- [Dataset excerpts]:
-- Start --
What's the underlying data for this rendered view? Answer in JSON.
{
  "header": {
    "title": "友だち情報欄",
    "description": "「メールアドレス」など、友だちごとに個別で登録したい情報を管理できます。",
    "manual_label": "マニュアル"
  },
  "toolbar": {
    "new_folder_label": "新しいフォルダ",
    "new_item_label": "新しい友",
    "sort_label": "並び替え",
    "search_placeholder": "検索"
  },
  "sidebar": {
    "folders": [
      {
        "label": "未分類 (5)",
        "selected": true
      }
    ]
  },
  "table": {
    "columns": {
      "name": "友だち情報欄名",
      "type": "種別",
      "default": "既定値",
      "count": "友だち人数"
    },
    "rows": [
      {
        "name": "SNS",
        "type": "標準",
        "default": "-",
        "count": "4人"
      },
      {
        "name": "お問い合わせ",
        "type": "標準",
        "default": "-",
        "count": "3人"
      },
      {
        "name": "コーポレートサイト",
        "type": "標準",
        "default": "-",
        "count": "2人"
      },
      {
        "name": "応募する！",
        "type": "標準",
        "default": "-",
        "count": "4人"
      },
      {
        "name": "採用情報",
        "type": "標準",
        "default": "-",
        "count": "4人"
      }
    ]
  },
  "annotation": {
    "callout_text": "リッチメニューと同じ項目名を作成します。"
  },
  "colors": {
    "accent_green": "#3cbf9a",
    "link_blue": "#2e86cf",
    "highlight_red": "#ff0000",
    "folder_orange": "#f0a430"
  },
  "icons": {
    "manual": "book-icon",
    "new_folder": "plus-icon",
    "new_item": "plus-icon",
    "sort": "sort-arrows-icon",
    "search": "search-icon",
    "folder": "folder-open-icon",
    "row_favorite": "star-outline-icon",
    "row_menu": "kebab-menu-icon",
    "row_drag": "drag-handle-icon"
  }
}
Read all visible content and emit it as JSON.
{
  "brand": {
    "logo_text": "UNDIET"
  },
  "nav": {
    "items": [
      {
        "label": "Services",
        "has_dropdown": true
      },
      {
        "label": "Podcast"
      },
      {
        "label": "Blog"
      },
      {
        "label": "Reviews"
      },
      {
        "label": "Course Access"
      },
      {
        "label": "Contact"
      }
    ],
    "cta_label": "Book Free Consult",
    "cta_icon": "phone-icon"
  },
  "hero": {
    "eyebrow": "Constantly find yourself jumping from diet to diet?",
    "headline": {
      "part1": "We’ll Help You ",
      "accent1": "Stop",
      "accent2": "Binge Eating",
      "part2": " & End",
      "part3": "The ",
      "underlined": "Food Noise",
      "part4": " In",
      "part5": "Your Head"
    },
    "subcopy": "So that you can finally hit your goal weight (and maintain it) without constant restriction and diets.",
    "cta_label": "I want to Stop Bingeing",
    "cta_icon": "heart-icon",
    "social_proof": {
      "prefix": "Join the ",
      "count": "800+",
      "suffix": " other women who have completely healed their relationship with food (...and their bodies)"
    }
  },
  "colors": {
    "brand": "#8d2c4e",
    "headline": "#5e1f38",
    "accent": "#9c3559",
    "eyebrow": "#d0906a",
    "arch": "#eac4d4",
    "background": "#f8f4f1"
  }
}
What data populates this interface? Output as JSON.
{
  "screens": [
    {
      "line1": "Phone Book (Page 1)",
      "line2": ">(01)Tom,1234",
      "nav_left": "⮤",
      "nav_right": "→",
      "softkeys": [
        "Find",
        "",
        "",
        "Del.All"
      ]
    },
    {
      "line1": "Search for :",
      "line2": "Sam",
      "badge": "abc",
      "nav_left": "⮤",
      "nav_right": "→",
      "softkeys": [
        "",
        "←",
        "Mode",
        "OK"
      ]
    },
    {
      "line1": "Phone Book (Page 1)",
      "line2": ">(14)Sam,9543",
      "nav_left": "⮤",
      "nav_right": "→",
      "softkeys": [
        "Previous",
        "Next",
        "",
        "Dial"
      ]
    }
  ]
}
-- End --
- [WHAT TO WORK ON]: Pick out all the lines with the word "name" in them and copy them.

- [OUTPUT OF THE TASK]:
      "name": "友だち情報欄名",
        "name": "SNS",
        "name": "お問い合わせ",
        "name": "コーポレートサイト",
        "name": "応募する！",
        "name": "採用情報",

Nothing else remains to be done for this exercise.